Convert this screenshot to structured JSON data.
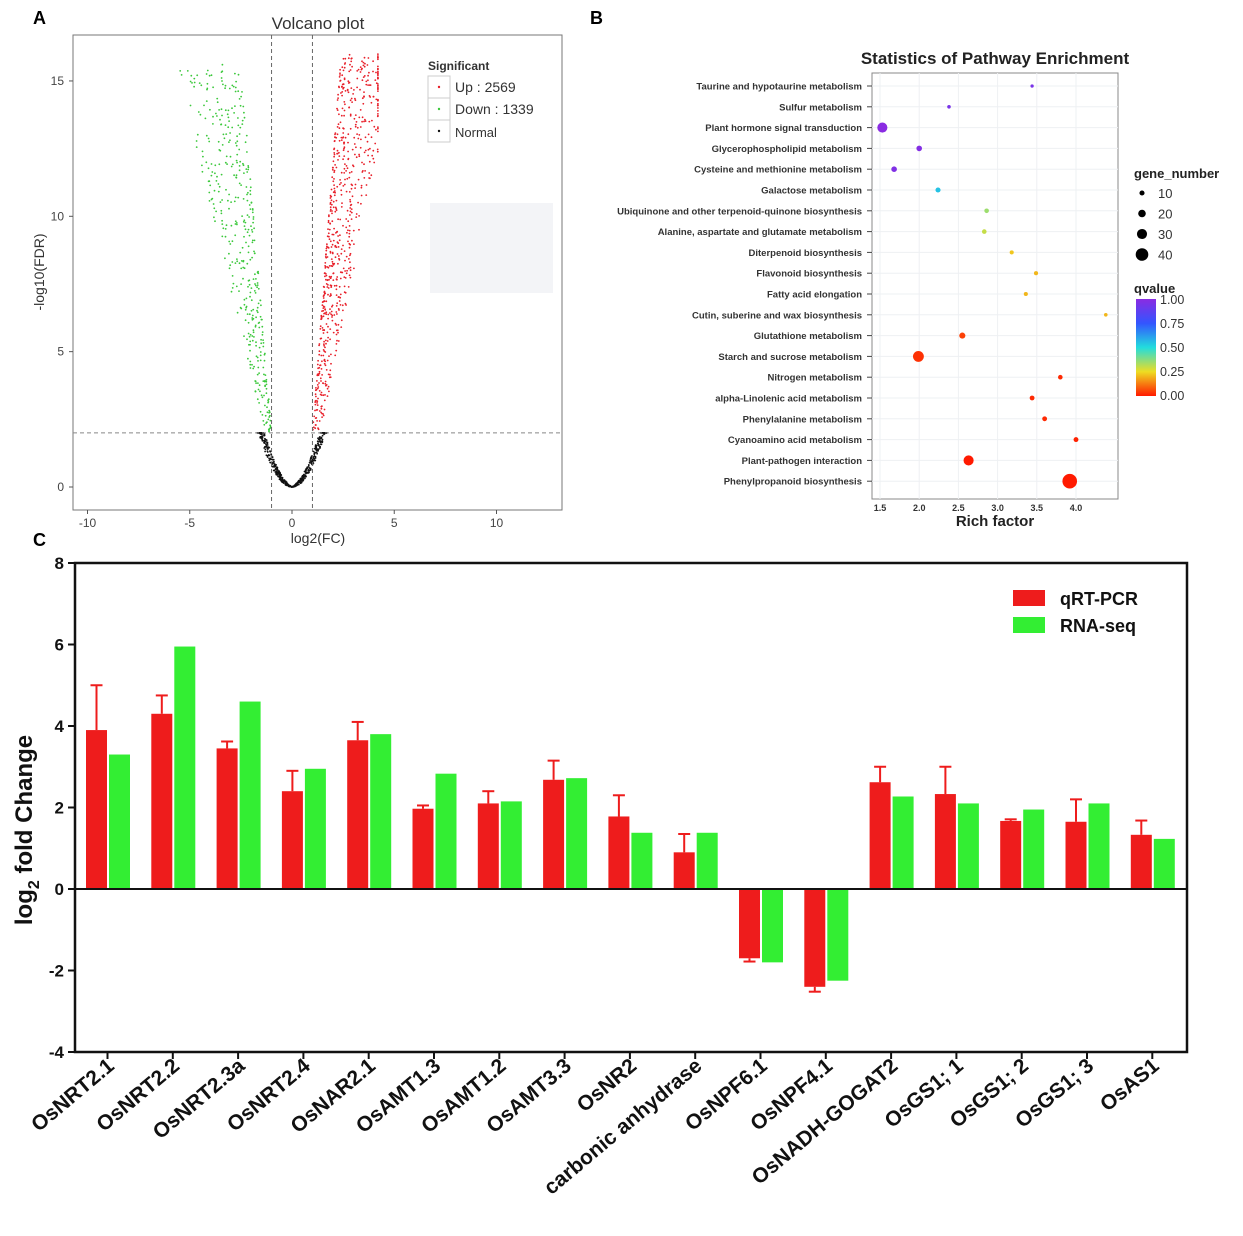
{
  "panel_labels": {
    "a": "A",
    "b": "B",
    "c": "C"
  },
  "chart_data": [
    {
      "type": "scatter",
      "title": "Volcano plot",
      "xlabel": "log2(FC)",
      "ylabel": "-log10(FDR)",
      "xlim": [
        -13,
        13
      ],
      "ylim": [
        -0.8,
        16.5
      ],
      "xticks": [
        -10,
        -5,
        0,
        5,
        10
      ],
      "yticks": [
        0,
        5,
        10,
        15
      ],
      "thresholds": {
        "log2fc": [
          -1,
          1
        ],
        "neg_log10_fdr": 2
      },
      "legend": {
        "title": "Significant",
        "entries": [
          {
            "name": "Up",
            "count": "2569",
            "label": "Up : 2569",
            "color": "#e8202a"
          },
          {
            "name": "Down",
            "count": "1339",
            "label": "Down : 1339",
            "color": "#3cc83c"
          },
          {
            "name": "Normal",
            "label": "Normal",
            "color": "#111111"
          }
        ],
        "placement": "top-right"
      },
      "series_colors": {
        "up": "#e8202a",
        "down": "#3cc83c",
        "normal": "#111111"
      }
    },
    {
      "type": "scatter",
      "title": "Statistics of Pathway Enrichment",
      "xlabel": "Rich factor",
      "xlim": [
        1.4,
        4.45
      ],
      "xticks": [
        "1.5",
        "2.0",
        "2.5",
        "3.0",
        "3.5",
        "4.0"
      ],
      "size_legend": {
        "title": "gene_number",
        "values": [
          10,
          20,
          30,
          40
        ]
      },
      "color_legend": {
        "title": "qvalue",
        "ticks": [
          "1.00",
          "0.75",
          "0.50",
          "0.25",
          "0.00"
        ]
      },
      "pathways": [
        {
          "name": "Taurine and hypotaurine metabolism",
          "rich_factor": 3.44,
          "gene_number": 3,
          "qvalue": 0.95
        },
        {
          "name": "Sulfur metabolism",
          "rich_factor": 2.38,
          "gene_number": 4,
          "qvalue": 0.95
        },
        {
          "name": "Plant hormone signal transduction",
          "rich_factor": 1.53,
          "gene_number": 30,
          "qvalue": 1.0
        },
        {
          "name": "Glycerophospholipid metabolism",
          "rich_factor": 2.0,
          "gene_number": 12,
          "qvalue": 0.98
        },
        {
          "name": "Cysteine and methionine metabolism",
          "rich_factor": 1.68,
          "gene_number": 12,
          "qvalue": 0.97
        },
        {
          "name": "Galactose metabolism",
          "rich_factor": 2.24,
          "gene_number": 10,
          "qvalue": 0.55
        },
        {
          "name": "Ubiquinone and other terpenoid-quinone biosynthesis",
          "rich_factor": 2.86,
          "gene_number": 8,
          "qvalue": 0.35
        },
        {
          "name": "Alanine, aspartate and glutamate metabolism",
          "rich_factor": 2.83,
          "gene_number": 8,
          "qvalue": 0.3
        },
        {
          "name": "Diterpenoid biosynthesis",
          "rich_factor": 3.18,
          "gene_number": 6,
          "qvalue": 0.22
        },
        {
          "name": "Flavonoid biosynthesis",
          "rich_factor": 3.49,
          "gene_number": 6,
          "qvalue": 0.2
        },
        {
          "name": "Fatty acid elongation",
          "rich_factor": 3.36,
          "gene_number": 6,
          "qvalue": 0.2
        },
        {
          "name": "Cutin, suberine and wax biosynthesis",
          "rich_factor": 4.38,
          "gene_number": 4,
          "qvalue": 0.2
        },
        {
          "name": "Glutathione metabolism",
          "rich_factor": 2.55,
          "gene_number": 14,
          "qvalue": 0.05
        },
        {
          "name": "Starch and sucrose metabolism",
          "rich_factor": 1.99,
          "gene_number": 33,
          "qvalue": 0.03
        },
        {
          "name": "Nitrogen metabolism",
          "rich_factor": 3.8,
          "gene_number": 8,
          "qvalue": 0.02
        },
        {
          "name": "alpha-Linolenic acid metabolism",
          "rich_factor": 3.44,
          "gene_number": 9,
          "qvalue": 0.02
        },
        {
          "name": "Phenylalanine metabolism",
          "rich_factor": 3.6,
          "gene_number": 9,
          "qvalue": 0.02
        },
        {
          "name": "Cyanoamino acid metabolism",
          "rich_factor": 4.0,
          "gene_number": 9,
          "qvalue": 0.01
        },
        {
          "name": "Plant-pathogen interaction",
          "rich_factor": 2.63,
          "gene_number": 30,
          "qvalue": 0.0
        },
        {
          "name": "Phenylpropanoid biosynthesis",
          "rich_factor": 3.92,
          "gene_number": 48,
          "qvalue": 0.0
        }
      ]
    },
    {
      "type": "bar",
      "ylabel_main": "log",
      "ylabel_sub": "2",
      "ylabel_rest": " fold Change",
      "ylim": [
        -4,
        8
      ],
      "yticks": [
        "-4",
        "-2",
        "0",
        "2",
        "4",
        "6",
        "8"
      ],
      "categories": [
        "OsNRT2.1",
        "OsNRT2.2",
        "OsNRT2.3a",
        "OsNRT2.4",
        "OsNAR2.1",
        "OsAMT1.3",
        "OsAMT1.2",
        "OsAMT3.3",
        "OsNR2",
        "carbonic anhydrase",
        "OsNPF6.1",
        "OsNPF4.1",
        "OsNADH-GOGAT2",
        "OsGS1; 1",
        "OsGS1; 2",
        "OsGS1; 3",
        "OsAS1"
      ],
      "series": [
        {
          "name": "qRT-PCR",
          "color": "#ee1c1c",
          "values": [
            3.9,
            4.3,
            3.45,
            2.4,
            3.65,
            1.97,
            2.1,
            2.68,
            1.78,
            0.9,
            -1.7,
            -2.4,
            2.62,
            2.33,
            1.67,
            1.65,
            1.33
          ],
          "error": [
            1.1,
            0.45,
            0.17,
            0.5,
            0.45,
            0.08,
            0.3,
            0.47,
            0.52,
            0.45,
            0.08,
            0.12,
            0.38,
            0.67,
            0.04,
            0.55,
            0.35
          ]
        },
        {
          "name": "RNA-seq",
          "color": "#33ee33",
          "values": [
            3.3,
            5.95,
            4.6,
            2.95,
            3.8,
            2.83,
            2.15,
            2.72,
            1.38,
            1.38,
            -1.8,
            -2.25,
            2.27,
            2.1,
            1.95,
            2.1,
            1.23
          ]
        }
      ],
      "legend_placement": "top-right"
    }
  ]
}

#####

* [WORK REQUEST] All of the entries above should be duplicated exactly, except for the pictures.

* [ANSWER TO THIS EXERCISE]
Convert this screenshot to structured JSON data.
{
  "panel_labels": {
    "a": "A",
    "b": "B",
    "c": "C"
  },
  "chart_data": [
    {
      "type": "scatter",
      "title": "Volcano plot",
      "xlabel": "log2(FC)",
      "ylabel": "-log10(FDR)",
      "xlim": [
        -13,
        13
      ],
      "ylim": [
        -0.8,
        16.5
      ],
      "xticks": [
        -10,
        -5,
        0,
        5,
        10
      ],
      "yticks": [
        0,
        5,
        10,
        15
      ],
      "thresholds": {
        "log2fc": [
          -1,
          1
        ],
        "neg_log10_fdr": 2
      },
      "legend": {
        "title": "Significant",
        "entries": [
          {
            "name": "Up",
            "count": "2569",
            "label": "Up : 2569",
            "color": "#e8202a"
          },
          {
            "name": "Down",
            "count": "1339",
            "label": "Down : 1339",
            "color": "#3cc83c"
          },
          {
            "name": "Normal",
            "label": "Normal",
            "color": "#111111"
          }
        ],
        "placement": "top-right"
      },
      "series_colors": {
        "up": "#e8202a",
        "down": "#3cc83c",
        "normal": "#111111"
      }
    },
    {
      "type": "scatter",
      "title": "Statistics of Pathway Enrichment",
      "xlabel": "Rich factor",
      "xlim": [
        1.4,
        4.45
      ],
      "xticks": [
        "1.5",
        "2.0",
        "2.5",
        "3.0",
        "3.5",
        "4.0"
      ],
      "size_legend": {
        "title": "gene_number",
        "values": [
          10,
          20,
          30,
          40
        ]
      },
      "color_legend": {
        "title": "qvalue",
        "ticks": [
          "1.00",
          "0.75",
          "0.50",
          "0.25",
          "0.00"
        ]
      },
      "pathways": [
        {
          "name": "Taurine and hypotaurine metabolism",
          "rich_factor": 3.44,
          "gene_number": 3,
          "qvalue": 0.95
        },
        {
          "name": "Sulfur metabolism",
          "rich_factor": 2.38,
          "gene_number": 4,
          "qvalue": 0.95
        },
        {
          "name": "Plant hormone signal transduction",
          "rich_factor": 1.53,
          "gene_number": 30,
          "qvalue": 1.0
        },
        {
          "name": "Glycerophospholipid metabolism",
          "rich_factor": 2.0,
          "gene_number": 12,
          "qvalue": 0.98
        },
        {
          "name": "Cysteine and methionine metabolism",
          "rich_factor": 1.68,
          "gene_number": 12,
          "qvalue": 0.97
        },
        {
          "name": "Galactose metabolism",
          "rich_factor": 2.24,
          "gene_number": 10,
          "qvalue": 0.55
        },
        {
          "name": "Ubiquinone and other terpenoid-quinone biosynthesis",
          "rich_factor": 2.86,
          "gene_number": 8,
          "qvalue": 0.35
        },
        {
          "name": "Alanine, aspartate and glutamate metabolism",
          "rich_factor": 2.83,
          "gene_number": 8,
          "qvalue": 0.3
        },
        {
          "name": "Diterpenoid biosynthesis",
          "rich_factor": 3.18,
          "gene_number": 6,
          "qvalue": 0.22
        },
        {
          "name": "Flavonoid biosynthesis",
          "rich_factor": 3.49,
          "gene_number": 6,
          "qvalue": 0.2
        },
        {
          "name": "Fatty acid elongation",
          "rich_factor": 3.36,
          "gene_number": 6,
          "qvalue": 0.2
        },
        {
          "name": "Cutin, suberine and wax biosynthesis",
          "rich_factor": 4.38,
          "gene_number": 4,
          "qvalue": 0.2
        },
        {
          "name": "Glutathione metabolism",
          "rich_factor": 2.55,
          "gene_number": 14,
          "qvalue": 0.05
        },
        {
          "name": "Starch and sucrose metabolism",
          "rich_factor": 1.99,
          "gene_number": 33,
          "qvalue": 0.03
        },
        {
          "name": "Nitrogen metabolism",
          "rich_factor": 3.8,
          "gene_number": 8,
          "qvalue": 0.02
        },
        {
          "name": "alpha-Linolenic acid metabolism",
          "rich_factor": 3.44,
          "gene_number": 9,
          "qvalue": 0.02
        },
        {
          "name": "Phenylalanine metabolism",
          "rich_factor": 3.6,
          "gene_number": 9,
          "qvalue": 0.02
        },
        {
          "name": "Cyanoamino acid metabolism",
          "rich_factor": 4.0,
          "gene_number": 9,
          "qvalue": 0.01
        },
        {
          "name": "Plant-pathogen interaction",
          "rich_factor": 2.63,
          "gene_number": 30,
          "qvalue": 0.0
        },
        {
          "name": "Phenylpropanoid biosynthesis",
          "rich_factor": 3.92,
          "gene_number": 48,
          "qvalue": 0.0
        }
      ]
    },
    {
      "type": "bar",
      "ylabel_main": "log",
      "ylabel_sub": "2",
      "ylabel_rest": " fold Change",
      "ylim": [
        -4,
        8
      ],
      "yticks": [
        "-4",
        "-2",
        "0",
        "2",
        "4",
        "6",
        "8"
      ],
      "categories": [
        "OsNRT2.1",
        "OsNRT2.2",
        "OsNRT2.3a",
        "OsNRT2.4",
        "OsNAR2.1",
        "OsAMT1.3",
        "OsAMT1.2",
        "OsAMT3.3",
        "OsNR2",
        "carbonic anhydrase",
        "OsNPF6.1",
        "OsNPF4.1",
        "OsNADH-GOGAT2",
        "OsGS1; 1",
        "OsGS1; 2",
        "OsGS1; 3",
        "OsAS1"
      ],
      "series": [
        {
          "name": "qRT-PCR",
          "color": "#ee1c1c",
          "values": [
            3.9,
            4.3,
            3.45,
            2.4,
            3.65,
            1.97,
            2.1,
            2.68,
            1.78,
            0.9,
            -1.7,
            -2.4,
            2.62,
            2.33,
            1.67,
            1.65,
            1.33
          ],
          "error": [
            1.1,
            0.45,
            0.17,
            0.5,
            0.45,
            0.08,
            0.3,
            0.47,
            0.52,
            0.45,
            0.08,
            0.12,
            0.38,
            0.67,
            0.04,
            0.55,
            0.35
          ]
        },
        {
          "name": "RNA-seq",
          "color": "#33ee33",
          "values": [
            3.3,
            5.95,
            4.6,
            2.95,
            3.8,
            2.83,
            2.15,
            2.72,
            1.38,
            1.38,
            -1.8,
            -2.25,
            2.27,
            2.1,
            1.95,
            2.1,
            1.23
          ]
        }
      ],
      "legend_placement": "top-right"
    }
  ]
}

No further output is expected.